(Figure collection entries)

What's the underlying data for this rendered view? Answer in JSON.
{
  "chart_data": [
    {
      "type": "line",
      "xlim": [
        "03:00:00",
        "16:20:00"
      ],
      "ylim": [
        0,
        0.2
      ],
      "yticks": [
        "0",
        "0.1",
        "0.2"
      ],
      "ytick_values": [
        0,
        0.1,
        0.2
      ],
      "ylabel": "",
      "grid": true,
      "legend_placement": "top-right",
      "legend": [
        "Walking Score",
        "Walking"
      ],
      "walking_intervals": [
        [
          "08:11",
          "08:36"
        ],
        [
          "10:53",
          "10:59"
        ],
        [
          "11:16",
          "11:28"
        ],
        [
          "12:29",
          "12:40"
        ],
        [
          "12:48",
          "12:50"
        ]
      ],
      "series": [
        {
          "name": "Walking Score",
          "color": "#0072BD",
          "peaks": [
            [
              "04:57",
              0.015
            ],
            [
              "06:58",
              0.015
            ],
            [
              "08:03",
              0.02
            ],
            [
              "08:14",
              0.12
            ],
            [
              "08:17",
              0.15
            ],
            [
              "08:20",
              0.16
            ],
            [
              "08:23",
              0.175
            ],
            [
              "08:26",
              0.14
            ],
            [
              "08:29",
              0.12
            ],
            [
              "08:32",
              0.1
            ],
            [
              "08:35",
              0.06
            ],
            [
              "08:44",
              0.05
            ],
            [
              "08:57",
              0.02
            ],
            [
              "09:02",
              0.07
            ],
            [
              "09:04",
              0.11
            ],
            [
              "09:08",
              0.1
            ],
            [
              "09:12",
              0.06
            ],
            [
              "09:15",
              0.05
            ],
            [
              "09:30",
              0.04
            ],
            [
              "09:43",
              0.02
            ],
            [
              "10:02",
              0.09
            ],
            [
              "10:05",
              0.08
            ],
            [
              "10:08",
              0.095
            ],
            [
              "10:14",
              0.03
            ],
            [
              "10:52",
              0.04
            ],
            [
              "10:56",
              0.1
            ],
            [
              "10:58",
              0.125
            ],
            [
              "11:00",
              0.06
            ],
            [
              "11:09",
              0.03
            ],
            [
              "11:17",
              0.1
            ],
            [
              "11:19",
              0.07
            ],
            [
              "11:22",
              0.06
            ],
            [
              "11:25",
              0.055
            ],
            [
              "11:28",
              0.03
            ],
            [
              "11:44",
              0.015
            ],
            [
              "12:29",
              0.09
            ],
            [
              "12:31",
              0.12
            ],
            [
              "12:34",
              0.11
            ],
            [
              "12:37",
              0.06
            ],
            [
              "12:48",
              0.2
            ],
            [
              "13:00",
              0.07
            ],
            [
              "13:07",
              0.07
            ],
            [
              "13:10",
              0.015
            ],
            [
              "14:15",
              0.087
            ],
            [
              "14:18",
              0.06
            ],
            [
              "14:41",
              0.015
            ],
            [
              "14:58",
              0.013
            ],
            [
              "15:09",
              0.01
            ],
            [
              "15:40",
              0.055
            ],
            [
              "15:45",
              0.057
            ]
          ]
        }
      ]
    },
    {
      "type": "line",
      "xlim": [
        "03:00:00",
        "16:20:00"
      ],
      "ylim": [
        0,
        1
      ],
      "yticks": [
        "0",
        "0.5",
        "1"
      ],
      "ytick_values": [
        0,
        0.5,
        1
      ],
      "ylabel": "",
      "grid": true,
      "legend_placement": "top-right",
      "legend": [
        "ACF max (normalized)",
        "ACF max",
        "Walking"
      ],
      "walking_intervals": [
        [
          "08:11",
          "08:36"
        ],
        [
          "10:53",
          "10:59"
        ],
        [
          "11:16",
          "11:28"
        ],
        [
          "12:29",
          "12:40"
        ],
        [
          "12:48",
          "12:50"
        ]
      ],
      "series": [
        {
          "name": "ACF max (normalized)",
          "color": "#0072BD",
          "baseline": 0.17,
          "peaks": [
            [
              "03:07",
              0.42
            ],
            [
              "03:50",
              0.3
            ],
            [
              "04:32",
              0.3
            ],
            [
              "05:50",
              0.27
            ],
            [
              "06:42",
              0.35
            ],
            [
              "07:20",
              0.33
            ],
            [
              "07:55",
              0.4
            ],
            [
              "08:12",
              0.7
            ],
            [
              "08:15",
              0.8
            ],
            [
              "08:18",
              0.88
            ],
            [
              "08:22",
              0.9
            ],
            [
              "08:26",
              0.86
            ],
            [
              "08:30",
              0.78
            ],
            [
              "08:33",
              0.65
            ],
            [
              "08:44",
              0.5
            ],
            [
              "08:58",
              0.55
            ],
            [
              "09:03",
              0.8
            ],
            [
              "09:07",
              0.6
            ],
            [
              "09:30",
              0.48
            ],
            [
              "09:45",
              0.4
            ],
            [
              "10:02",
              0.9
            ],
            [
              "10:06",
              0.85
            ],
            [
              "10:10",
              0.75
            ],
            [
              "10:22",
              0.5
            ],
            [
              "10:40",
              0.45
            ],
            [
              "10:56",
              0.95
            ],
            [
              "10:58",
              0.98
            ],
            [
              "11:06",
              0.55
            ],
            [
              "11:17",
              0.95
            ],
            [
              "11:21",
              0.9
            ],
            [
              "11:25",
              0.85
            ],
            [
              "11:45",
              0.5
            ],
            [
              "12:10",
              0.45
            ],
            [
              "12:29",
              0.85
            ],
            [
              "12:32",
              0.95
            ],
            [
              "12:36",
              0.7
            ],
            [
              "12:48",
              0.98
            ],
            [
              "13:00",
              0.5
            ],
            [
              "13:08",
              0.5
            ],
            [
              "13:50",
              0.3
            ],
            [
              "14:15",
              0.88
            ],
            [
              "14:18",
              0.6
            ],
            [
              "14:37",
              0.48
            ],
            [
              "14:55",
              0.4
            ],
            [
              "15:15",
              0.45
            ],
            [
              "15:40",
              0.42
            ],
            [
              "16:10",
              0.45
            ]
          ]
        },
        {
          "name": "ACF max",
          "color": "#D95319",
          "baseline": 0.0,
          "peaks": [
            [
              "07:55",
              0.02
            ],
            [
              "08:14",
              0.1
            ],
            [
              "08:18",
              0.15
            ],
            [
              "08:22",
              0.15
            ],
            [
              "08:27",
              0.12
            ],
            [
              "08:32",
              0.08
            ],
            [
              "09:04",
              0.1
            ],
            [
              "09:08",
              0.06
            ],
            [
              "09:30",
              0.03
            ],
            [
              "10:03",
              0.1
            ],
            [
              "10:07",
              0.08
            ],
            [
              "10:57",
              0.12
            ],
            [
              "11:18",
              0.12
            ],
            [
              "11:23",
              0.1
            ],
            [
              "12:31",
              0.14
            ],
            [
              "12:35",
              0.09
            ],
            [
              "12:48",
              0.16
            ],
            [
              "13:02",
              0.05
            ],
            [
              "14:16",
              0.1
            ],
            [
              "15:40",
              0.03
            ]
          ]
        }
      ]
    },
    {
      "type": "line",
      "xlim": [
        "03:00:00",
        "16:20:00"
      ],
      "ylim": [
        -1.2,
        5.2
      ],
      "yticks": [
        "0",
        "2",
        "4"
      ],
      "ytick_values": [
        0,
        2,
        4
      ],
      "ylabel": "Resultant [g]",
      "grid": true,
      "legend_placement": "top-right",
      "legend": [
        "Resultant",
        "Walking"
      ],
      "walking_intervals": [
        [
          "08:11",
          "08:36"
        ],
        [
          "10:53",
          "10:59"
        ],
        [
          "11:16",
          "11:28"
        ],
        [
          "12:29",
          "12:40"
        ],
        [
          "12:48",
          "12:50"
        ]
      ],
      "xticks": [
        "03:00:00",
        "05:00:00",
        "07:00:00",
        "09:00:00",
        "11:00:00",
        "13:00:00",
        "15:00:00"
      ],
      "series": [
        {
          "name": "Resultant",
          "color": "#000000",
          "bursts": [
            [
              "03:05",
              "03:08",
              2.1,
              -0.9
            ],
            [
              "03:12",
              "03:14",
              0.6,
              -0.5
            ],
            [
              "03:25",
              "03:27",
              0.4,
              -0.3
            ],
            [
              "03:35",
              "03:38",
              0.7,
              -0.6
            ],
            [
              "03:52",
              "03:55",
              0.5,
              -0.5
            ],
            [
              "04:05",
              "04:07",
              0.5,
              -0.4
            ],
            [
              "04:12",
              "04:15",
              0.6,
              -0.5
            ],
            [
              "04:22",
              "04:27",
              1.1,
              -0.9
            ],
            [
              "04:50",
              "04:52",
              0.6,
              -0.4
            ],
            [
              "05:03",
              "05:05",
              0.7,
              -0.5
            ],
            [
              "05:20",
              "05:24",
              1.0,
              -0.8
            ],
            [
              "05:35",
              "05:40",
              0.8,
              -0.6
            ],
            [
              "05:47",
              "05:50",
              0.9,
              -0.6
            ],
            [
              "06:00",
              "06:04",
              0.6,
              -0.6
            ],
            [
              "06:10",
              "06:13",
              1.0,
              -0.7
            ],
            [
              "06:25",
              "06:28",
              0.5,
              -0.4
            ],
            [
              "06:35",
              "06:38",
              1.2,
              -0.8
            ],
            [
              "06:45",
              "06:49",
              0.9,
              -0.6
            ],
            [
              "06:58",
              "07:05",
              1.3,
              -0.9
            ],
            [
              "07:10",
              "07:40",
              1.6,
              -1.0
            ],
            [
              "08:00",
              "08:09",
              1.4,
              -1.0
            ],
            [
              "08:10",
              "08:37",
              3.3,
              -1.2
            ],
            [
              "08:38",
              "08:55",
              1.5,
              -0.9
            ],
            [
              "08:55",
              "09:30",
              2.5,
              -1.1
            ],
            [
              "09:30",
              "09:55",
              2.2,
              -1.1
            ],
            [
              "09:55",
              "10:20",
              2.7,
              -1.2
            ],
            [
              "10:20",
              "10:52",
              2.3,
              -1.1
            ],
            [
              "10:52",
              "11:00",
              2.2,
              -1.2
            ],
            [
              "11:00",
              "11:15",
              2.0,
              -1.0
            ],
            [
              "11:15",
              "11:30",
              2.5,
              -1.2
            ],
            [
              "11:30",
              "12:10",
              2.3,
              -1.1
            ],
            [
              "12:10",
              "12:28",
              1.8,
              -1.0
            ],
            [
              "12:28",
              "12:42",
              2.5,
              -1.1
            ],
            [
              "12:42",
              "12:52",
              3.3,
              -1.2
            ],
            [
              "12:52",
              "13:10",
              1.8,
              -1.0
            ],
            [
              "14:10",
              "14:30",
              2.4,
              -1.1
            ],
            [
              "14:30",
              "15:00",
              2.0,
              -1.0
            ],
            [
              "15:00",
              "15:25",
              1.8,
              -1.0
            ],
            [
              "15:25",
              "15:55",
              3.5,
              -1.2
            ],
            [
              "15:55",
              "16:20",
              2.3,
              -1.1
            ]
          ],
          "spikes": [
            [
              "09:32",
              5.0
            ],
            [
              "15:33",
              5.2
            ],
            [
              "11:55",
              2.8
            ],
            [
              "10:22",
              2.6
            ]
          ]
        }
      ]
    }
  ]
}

#### WHAT IS NEEDED:
Copy all lines in the listing above where the string "normalized" appears.

#### ANSWER TO THE EXERCISE:
        "ACF max (normalized)",
          "name": "ACF max (normalized)",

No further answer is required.